### What this exercise asks
(1) In the passage on Keira Knightley's green dress in Atonement, in what year did Jacqueline Durran design the dress?
(2) Continue the passage on Keira Knightley's green dress in Atonement from its last sentence.

### Text to read
Keira Knightley wore a green dress in the 2007 romantic war drama film Atonement. The garment was created by costume designer Jacqueline Durran with director Joe Wright, and is worn during the film's climactic scene. The dress, combining period and modern elements, was praised by media publications upon Atonements release, and is regarded among the most iconic in film history.

Background and design
Atonement (2007), a film adaptation of Ian McEwan's novel, centres around the impact of World War II on one woman's life and journey. Costume designer Jacqueline Durran was asked by Wright to make a memorable dress suitable for a pivotal scene within the film. Wright had opined that the final piece should be green and full-skirted with movement at the hem. He also advised Durran that it should highlight the scene's setting of the hottest day of the year". Durran reviewed fashion books from the 1920s and 30s, including the designs of Coco Chanel, picking elements that would suit Knightley's figure. She designed the piece in 2006, in a fine fabric to be "light and unstructured". The silk was bought in white and dyed into a composite green, picked by Wright from Durran's selection of three pigments. Durran modernized certain period trends, including a bare back and shoulders, to reflect more contemporary styling of "unadorned, bold-coloured gowns".

### Entries
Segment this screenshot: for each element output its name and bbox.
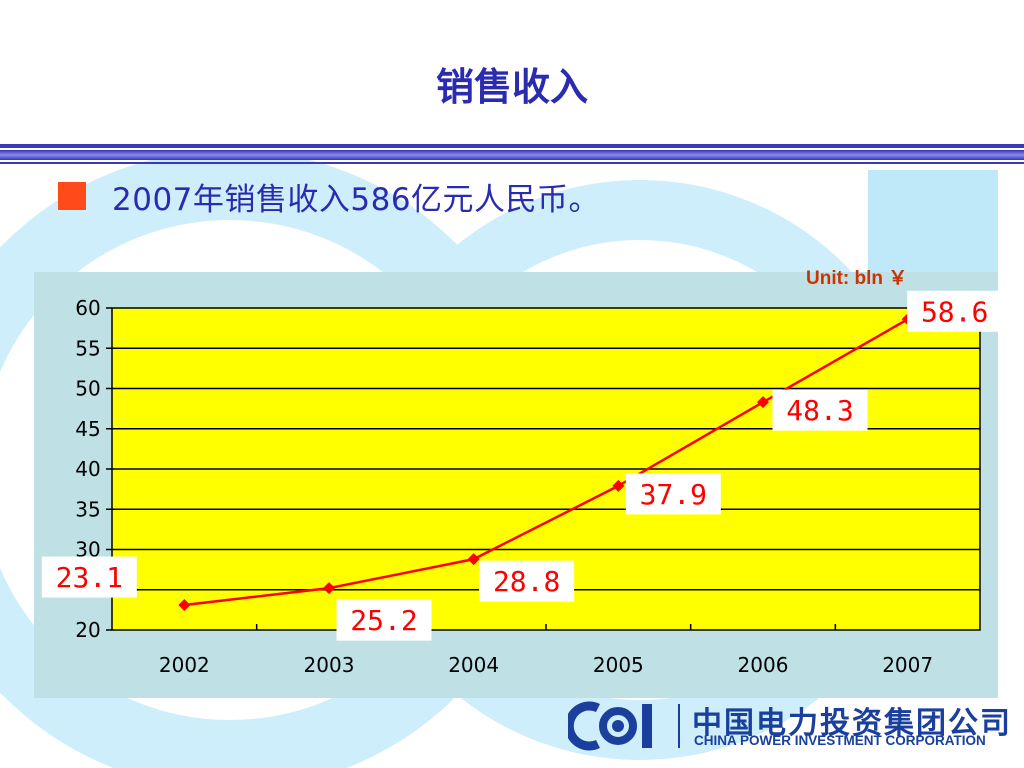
data-label: 48.3	[786, 394, 853, 427]
x-tick-label: 2005	[593, 653, 644, 677]
x-tick-label: 2006	[738, 653, 789, 677]
data-label-box	[41, 556, 137, 598]
data-label-box	[772, 389, 868, 431]
company-name-cn: 中国电力投资集团公司	[692, 706, 1012, 741]
data-label: 23.1	[56, 561, 123, 594]
y-tick-label: 35	[75, 497, 100, 521]
header-rule	[0, 144, 1024, 166]
data-label-box	[907, 290, 1003, 332]
company-name-en: CHINA POWER INVESTMENT CORPORATION	[694, 733, 986, 748]
data-label: 25.2	[350, 604, 417, 637]
logo-divider	[678, 704, 680, 748]
cpi-logo-icon	[568, 701, 652, 751]
data-point	[467, 553, 480, 566]
bullet-item: 2007年销售收入586亿元人民币。	[58, 176, 601, 218]
x-tick-label: 2004	[448, 653, 499, 677]
data-label-box	[479, 560, 575, 602]
data-label: 58.6	[921, 295, 988, 328]
data-point	[757, 396, 769, 409]
y-tick-label: 40	[75, 457, 100, 481]
data-point	[612, 479, 625, 492]
series-line	[184, 318, 909, 607]
x-tick-label: 2007	[882, 653, 933, 677]
y-tick-label: 55	[75, 336, 100, 360]
slide-title: 销售收入	[435, 65, 588, 109]
data-point	[323, 582, 335, 595]
data-label-box	[625, 473, 721, 515]
data-label: 37.9	[640, 478, 707, 511]
x-tick-label: 2002	[159, 653, 210, 677]
bullet-square-icon	[58, 182, 86, 210]
y-tick-label: 45	[75, 417, 100, 441]
y-tick-label: 50	[75, 377, 100, 401]
company-logo: 中国电力投资集团公司 CHINA POWER INVESTMENT CORPOR…	[568, 700, 1018, 752]
y-tick-label: 20	[75, 618, 100, 642]
data-point	[178, 599, 191, 612]
data-label: 28.8	[493, 565, 560, 598]
y-tick-label: 60	[75, 296, 100, 320]
unit-label: Unit: bln ￥	[806, 268, 907, 289]
data-label-box	[336, 599, 432, 641]
x-tick-label: 2003	[304, 653, 355, 677]
bullet-text: 2007年销售收入586亿元人民币。	[112, 181, 601, 218]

### Results for each task
(1) 2006

(2)
The dress is an emerald-green, lush, low-cut gown with a flapper drop back and thin straps alongside a drape wrapped around the upper-hip, a central slit, and a Grecian, full-skirted silhouette. It features elements of London fashion in the mid-1930s, but had a modern, 2000s focus with its colouring, patterns, and strap combinations.

In Atonement, Knightley portrays Cecilia, a woman of good breeding who falls in love with Robbie, the governess's son, portrayed by James McAvoy. The dress is worn by Cecilia during the climax of the film, and was noted to fit into the character's aristocratic style. Throughout the film, fashion traces the character's journey from "silken-gowned debutante to a sullied-cotton disgraced woman". The dress was noted to fit into Wright's "visual template" under the quickening pace from the side-shot of Cecilia lighting cigarettes in the garden, before her bare skin exposed through the dress captures Robbie's attention, evolving into a love scene in the library. The sequence's shots largely include full-length lighting and framing of the dress, which Durran noted "[sold the piece] to its best advantage". The dress's colouring was consistent with a green motif within the film, found the setting of the manorial house and the English countryside.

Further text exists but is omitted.